Input rows:
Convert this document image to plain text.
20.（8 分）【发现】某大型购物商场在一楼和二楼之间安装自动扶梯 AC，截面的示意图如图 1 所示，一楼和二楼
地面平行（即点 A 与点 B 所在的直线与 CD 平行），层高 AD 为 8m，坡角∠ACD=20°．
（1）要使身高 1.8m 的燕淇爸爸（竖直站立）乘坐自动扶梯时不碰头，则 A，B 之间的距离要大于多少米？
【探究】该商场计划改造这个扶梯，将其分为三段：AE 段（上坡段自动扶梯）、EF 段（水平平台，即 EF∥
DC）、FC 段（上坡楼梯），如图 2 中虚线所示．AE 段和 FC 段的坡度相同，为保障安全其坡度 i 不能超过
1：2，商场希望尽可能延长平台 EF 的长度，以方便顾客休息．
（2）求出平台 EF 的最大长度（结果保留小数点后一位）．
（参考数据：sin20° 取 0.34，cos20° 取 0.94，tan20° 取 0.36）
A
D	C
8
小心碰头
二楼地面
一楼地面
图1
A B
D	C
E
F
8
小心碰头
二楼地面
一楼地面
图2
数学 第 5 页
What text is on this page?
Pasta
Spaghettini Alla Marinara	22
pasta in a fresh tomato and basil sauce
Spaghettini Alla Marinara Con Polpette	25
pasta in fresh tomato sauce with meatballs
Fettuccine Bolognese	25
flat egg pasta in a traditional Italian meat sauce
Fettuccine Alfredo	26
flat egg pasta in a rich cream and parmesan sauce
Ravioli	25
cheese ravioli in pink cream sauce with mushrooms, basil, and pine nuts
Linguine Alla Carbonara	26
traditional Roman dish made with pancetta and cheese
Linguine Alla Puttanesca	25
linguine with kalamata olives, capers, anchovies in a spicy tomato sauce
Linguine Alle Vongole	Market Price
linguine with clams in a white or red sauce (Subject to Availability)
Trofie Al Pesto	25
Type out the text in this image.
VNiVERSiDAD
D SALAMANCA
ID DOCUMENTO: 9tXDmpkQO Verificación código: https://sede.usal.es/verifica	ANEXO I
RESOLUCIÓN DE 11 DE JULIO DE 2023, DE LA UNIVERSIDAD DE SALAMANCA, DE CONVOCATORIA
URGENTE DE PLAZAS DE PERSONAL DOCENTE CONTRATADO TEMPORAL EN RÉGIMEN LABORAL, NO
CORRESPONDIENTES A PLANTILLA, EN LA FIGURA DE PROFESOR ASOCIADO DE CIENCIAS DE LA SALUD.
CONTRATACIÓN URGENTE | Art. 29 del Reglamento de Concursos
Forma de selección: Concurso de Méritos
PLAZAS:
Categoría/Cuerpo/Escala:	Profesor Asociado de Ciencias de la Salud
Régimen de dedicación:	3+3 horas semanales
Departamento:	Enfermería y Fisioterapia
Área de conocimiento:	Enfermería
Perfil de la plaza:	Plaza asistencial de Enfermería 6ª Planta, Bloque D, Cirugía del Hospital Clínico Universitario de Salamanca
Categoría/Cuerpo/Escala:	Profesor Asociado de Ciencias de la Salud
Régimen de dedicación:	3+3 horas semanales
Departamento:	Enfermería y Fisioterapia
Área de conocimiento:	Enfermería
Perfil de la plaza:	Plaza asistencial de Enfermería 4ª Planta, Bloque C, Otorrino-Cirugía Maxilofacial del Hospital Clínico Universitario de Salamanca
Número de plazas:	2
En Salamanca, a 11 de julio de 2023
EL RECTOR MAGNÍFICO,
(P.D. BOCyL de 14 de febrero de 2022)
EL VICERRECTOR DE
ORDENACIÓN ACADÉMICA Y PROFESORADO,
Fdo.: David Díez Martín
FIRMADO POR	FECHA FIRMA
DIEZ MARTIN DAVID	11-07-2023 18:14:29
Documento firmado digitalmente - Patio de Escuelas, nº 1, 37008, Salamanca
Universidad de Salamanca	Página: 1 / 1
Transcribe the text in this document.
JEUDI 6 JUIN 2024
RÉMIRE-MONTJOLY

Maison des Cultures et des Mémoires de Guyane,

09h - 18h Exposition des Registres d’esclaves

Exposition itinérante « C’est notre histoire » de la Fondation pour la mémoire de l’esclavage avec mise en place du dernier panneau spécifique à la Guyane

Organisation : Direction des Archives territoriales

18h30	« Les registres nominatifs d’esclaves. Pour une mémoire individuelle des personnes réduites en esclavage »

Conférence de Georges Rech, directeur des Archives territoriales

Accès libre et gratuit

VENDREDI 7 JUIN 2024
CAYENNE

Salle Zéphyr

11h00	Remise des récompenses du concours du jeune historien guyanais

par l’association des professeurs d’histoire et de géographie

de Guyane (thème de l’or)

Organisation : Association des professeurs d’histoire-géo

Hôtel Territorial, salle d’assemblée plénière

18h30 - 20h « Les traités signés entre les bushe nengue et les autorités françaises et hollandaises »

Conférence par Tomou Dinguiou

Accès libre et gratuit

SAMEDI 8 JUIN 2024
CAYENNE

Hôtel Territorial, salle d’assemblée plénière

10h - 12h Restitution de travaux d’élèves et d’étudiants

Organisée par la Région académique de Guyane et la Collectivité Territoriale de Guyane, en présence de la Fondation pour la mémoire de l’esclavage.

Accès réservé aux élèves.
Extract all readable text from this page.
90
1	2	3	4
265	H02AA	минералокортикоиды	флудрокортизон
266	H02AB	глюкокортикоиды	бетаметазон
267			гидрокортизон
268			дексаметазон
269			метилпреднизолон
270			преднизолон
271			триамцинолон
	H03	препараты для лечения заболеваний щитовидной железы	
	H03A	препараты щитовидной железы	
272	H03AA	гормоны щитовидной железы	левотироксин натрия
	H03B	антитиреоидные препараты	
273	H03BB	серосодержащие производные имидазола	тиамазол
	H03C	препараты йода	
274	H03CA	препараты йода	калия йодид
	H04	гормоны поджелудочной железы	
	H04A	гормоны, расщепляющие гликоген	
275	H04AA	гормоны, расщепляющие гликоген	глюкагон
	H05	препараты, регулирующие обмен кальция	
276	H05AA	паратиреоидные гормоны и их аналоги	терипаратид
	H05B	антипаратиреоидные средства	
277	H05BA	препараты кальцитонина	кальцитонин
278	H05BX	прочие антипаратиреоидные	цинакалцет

Aim of the task:
Only a number is wanted: how many lines of the material include the word "this".

Finished exercise:
5